- [Task directions] Reproduce the 2014 U.S. Open preview starting at "U.S. Open Golf" and ending at "(via Odds Shark).", swapping "four days" for "four rounds" wherever it occurs.

- [Selected text]
┌──

U.S. Open Golf 2014: Latest Odds, Predictions and Picks
One more day of practice rounds, short-game preparation and hype exists before the start of the 2014 U.S. Open at Pinehurst No. 2.
There are plenty of questions still unanswered, and most will remain that way until golf balls are in the air Thursday.
Will Phil Mickelson be able to focus sufficiently on golf to be a factor Sunday afternoon?
Will the restored Donald Ross-layout play as tough as course designers Ben Crenshaw and Bill Coore hope?
It ought to be a great four days of golf in one of the most historic courses in the United States.
The list of odds to win the U.S. Open is populated with the normal suspect at the top from Bovada (via Odds Shark).
Rory McIlroy is the favorite at 10-1. Adam Scott is second at 12-1, and somewhat surprisingly, Phil Mickelson is the third favorite at 14-1.

└──

- [Recorded information]
┌──

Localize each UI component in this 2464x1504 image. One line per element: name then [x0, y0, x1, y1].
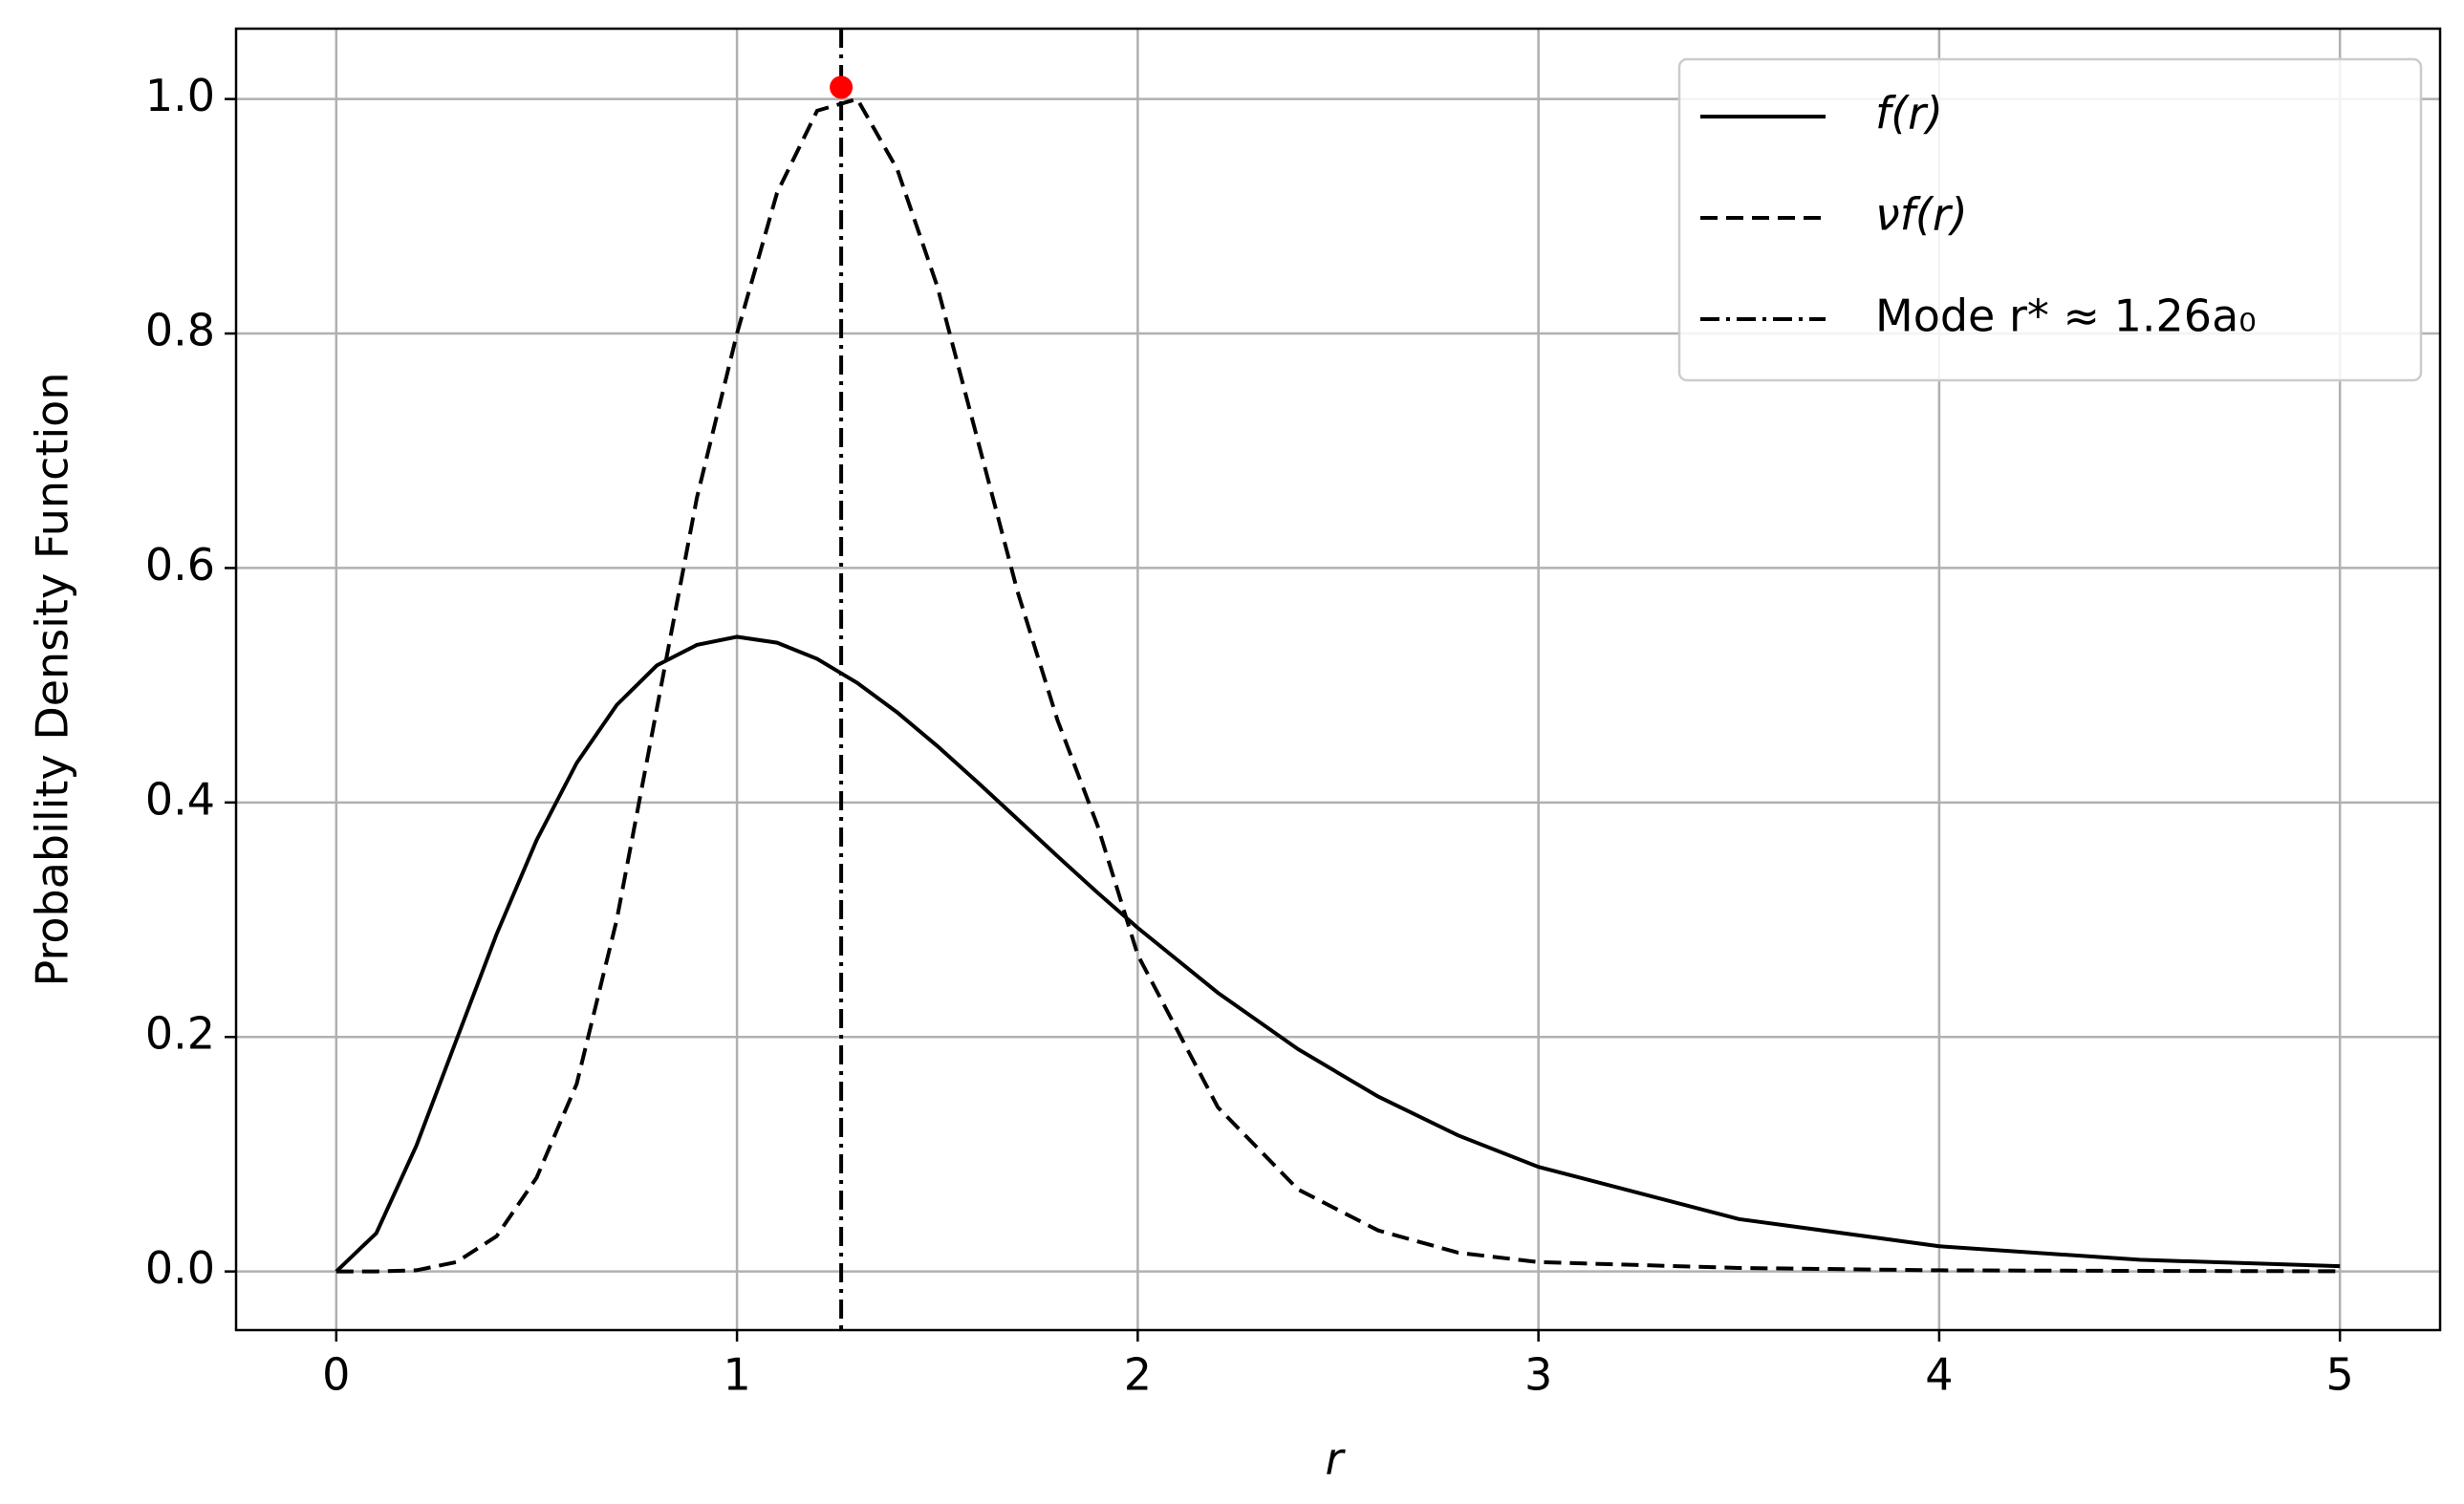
y-axis-label: Probability Density Function [27, 373, 78, 987]
legend-box [1677, 57, 2423, 382]
mode-point [830, 75, 854, 99]
x-axis-label: r [1326, 1433, 1347, 1485]
legend-label: f(r) [1875, 88, 1943, 140]
y-tick-label: 0.0 [145, 1242, 215, 1294]
x-tick-label: 0 [322, 1349, 350, 1401]
x-tick-label: 1 [723, 1349, 750, 1401]
legend-label: Mode r* ≈ 1.26a₀ [1875, 290, 2257, 342]
x-tick-label: 4 [1925, 1349, 1953, 1401]
x-tick-label: 5 [2326, 1349, 2354, 1401]
y-tick-label: 0.6 [145, 539, 215, 591]
x-tick-label: 2 [1124, 1349, 1152, 1401]
y-tick-label: 0.4 [145, 773, 215, 825]
y-tick-label: 1.0 [145, 70, 215, 121]
y-tick-label: 0.8 [145, 305, 215, 356]
x-tick-label: 3 [1524, 1349, 1552, 1401]
legend-label: νf(r) [1875, 189, 1968, 241]
plot-frame [234, 27, 2442, 1332]
y-tick-label: 0.2 [145, 1008, 215, 1060]
series-line [335, 634, 2341, 1274]
series-line [335, 97, 2341, 1274]
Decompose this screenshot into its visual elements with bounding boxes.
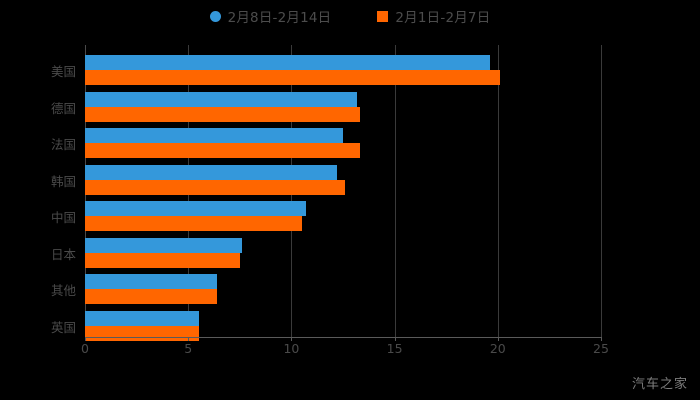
tick-mark-0 bbox=[85, 337, 86, 341]
y-category-label: 英国 bbox=[50, 319, 76, 335]
y-category-label: 法国 bbox=[50, 137, 76, 152]
bar-series1 bbox=[85, 164, 337, 180]
gridline-x-20 bbox=[497, 45, 499, 337]
plot-area bbox=[85, 45, 602, 341]
x-tick-label: 5 bbox=[184, 341, 193, 356]
gridline-x-15 bbox=[394, 45, 396, 337]
x-axis-tick-labels: 0 5 10 15 20 25 bbox=[0, 341, 700, 361]
legend-item-series-2[interactable]: 2月1日-2月7日 bbox=[377, 6, 490, 26]
x-tick-label: 15 bbox=[386, 341, 403, 356]
legend-item-series-1[interactable]: 2月8日-2月14日 bbox=[209, 6, 332, 26]
x-tick-label: 25 bbox=[593, 341, 609, 356]
x-tick-label: 0 bbox=[81, 341, 89, 356]
x-tick-label: 20 bbox=[489, 341, 506, 356]
y-category-label: 美国 bbox=[50, 64, 76, 79]
x-tick-label: 10 bbox=[283, 341, 300, 356]
tick-mark-25 bbox=[601, 337, 602, 341]
bar-series1 bbox=[85, 201, 306, 216]
legend-marker-square-icon bbox=[377, 10, 389, 22]
bar-series2 bbox=[85, 289, 218, 304]
x-axis-line bbox=[85, 337, 602, 338]
bar-series2 bbox=[85, 106, 360, 122]
bar-series1 bbox=[85, 91, 358, 107]
gridline-x-25 bbox=[601, 45, 602, 337]
legend-label-series-2: 2月1日-2月7日 bbox=[395, 10, 491, 26]
y-axis-category-labels: 美国德国法国韩国中国日本其他英国 bbox=[0, 45, 700, 337]
bar-series2 bbox=[85, 252, 240, 268]
legend-marker-circle-icon bbox=[209, 10, 221, 22]
bar-series1 bbox=[85, 237, 242, 253]
bar-series1 bbox=[85, 274, 218, 289]
bar-series2 bbox=[85, 179, 346, 195]
bar-series1 bbox=[85, 310, 199, 326]
tick-mark-5 bbox=[188, 337, 190, 341]
y-category-label: 日本 bbox=[50, 246, 76, 262]
bar-series1 bbox=[85, 55, 490, 70]
y-category-label: 韩国 bbox=[50, 173, 76, 189]
bar-series2 bbox=[85, 216, 302, 231]
bar-series2 bbox=[85, 143, 360, 158]
watermark-label: 汽车之家 bbox=[631, 377, 688, 392]
bar-series2 bbox=[85, 325, 199, 341]
chart-legend: 2月8日-2月14日 2月1日-2月7日 bbox=[0, 6, 700, 26]
y-category-label: 德国 bbox=[50, 100, 76, 116]
tick-mark-10 bbox=[291, 337, 293, 341]
bar-series1 bbox=[85, 128, 343, 143]
bar-series2 bbox=[85, 70, 500, 85]
y-category-label: 中国 bbox=[50, 210, 76, 225]
y-category-label: 其他 bbox=[50, 283, 76, 298]
tick-mark-20 bbox=[497, 337, 499, 341]
legend-label-series-1: 2月8日-2月14日 bbox=[227, 10, 332, 26]
tick-mark-15 bbox=[394, 337, 396, 341]
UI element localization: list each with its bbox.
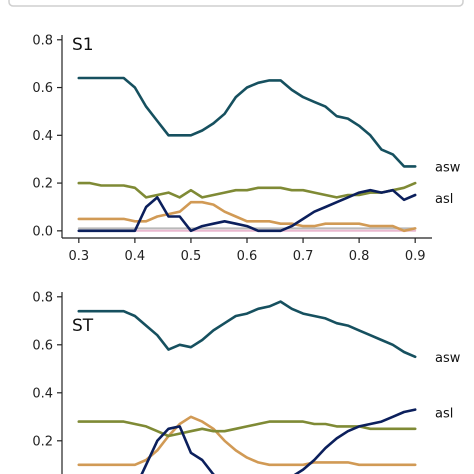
x-tick-label: 0.3 (68, 249, 89, 264)
y-tick-label: 0.8 (32, 33, 53, 48)
panel-title: ST (72, 316, 94, 336)
series-label-asw: asw (435, 160, 461, 175)
y-tick-label: 0.8 (32, 290, 53, 305)
series-label-asl: asl (435, 407, 453, 422)
x-tick-label: 0.9 (405, 249, 426, 264)
series-line-olive (77, 181, 417, 199)
y-tick-label: 0.0 (32, 224, 53, 239)
series-line-asl (77, 188, 417, 233)
x-tick-label: 0.8 (349, 249, 370, 264)
x-tick-label: 0.7 (293, 249, 314, 264)
x-tick-label: 0.5 (181, 249, 202, 264)
search-box-edge (8, 0, 464, 7)
series-line-olive (77, 420, 417, 438)
series-label-asl: asl (435, 192, 453, 207)
y-tick-label: 0.4 (32, 386, 53, 401)
series-line-asw (77, 76, 417, 168)
x-tick-label: 0.6 (237, 249, 258, 264)
series-line-asw (77, 300, 417, 359)
y-tick-label: 0.2 (32, 434, 53, 449)
y-tick-label: 0.6 (32, 81, 53, 96)
series-label-asw: asw (435, 351, 461, 366)
panel-st: ST 0.2 0.4 0.6 0.8 asw asl (32, 290, 461, 474)
x-tick-label: 0.4 (125, 249, 146, 264)
y-tick-label: 0.6 (32, 338, 53, 353)
y-tick-label: 0.2 (32, 177, 53, 192)
panel-s1: S1 0.0 0.2 0.4 0.6 0.8 0.3 0.4 0.5 0.6 0.7 0.8 0.9 a… (32, 33, 460, 264)
series-line-tan (77, 200, 417, 233)
series-line-tan (77, 415, 417, 467)
series-line-asl (140, 408, 417, 474)
y-tick-label: 0.4 (32, 129, 53, 144)
panel-title: S1 (72, 35, 94, 55)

└──

- [The completed task]
U.S. Open Golf 2014: Latest Odds, Predictions and Picks
One more day of practice rounds, short-game preparation and hype exists before the start of the 2014 U.S. Open at Pinehurst No. 2.
There are plenty of questions still unanswered, and most will remain that way until golf balls are in the air Thursday.
Will Phil Mickelson be able to focus sufficiently on golf to be a factor Sunday afternoon?
Will the restored Donald Ross-layout play as tough as course designers Ben Crenshaw and Bill Coore hope?
It ought to be a great four rounds of golf in one of the most historic courses in the United States.
The list of odds to win the U.S. Open is populated with the normal suspect at the top from Bovada (via Odds Shark).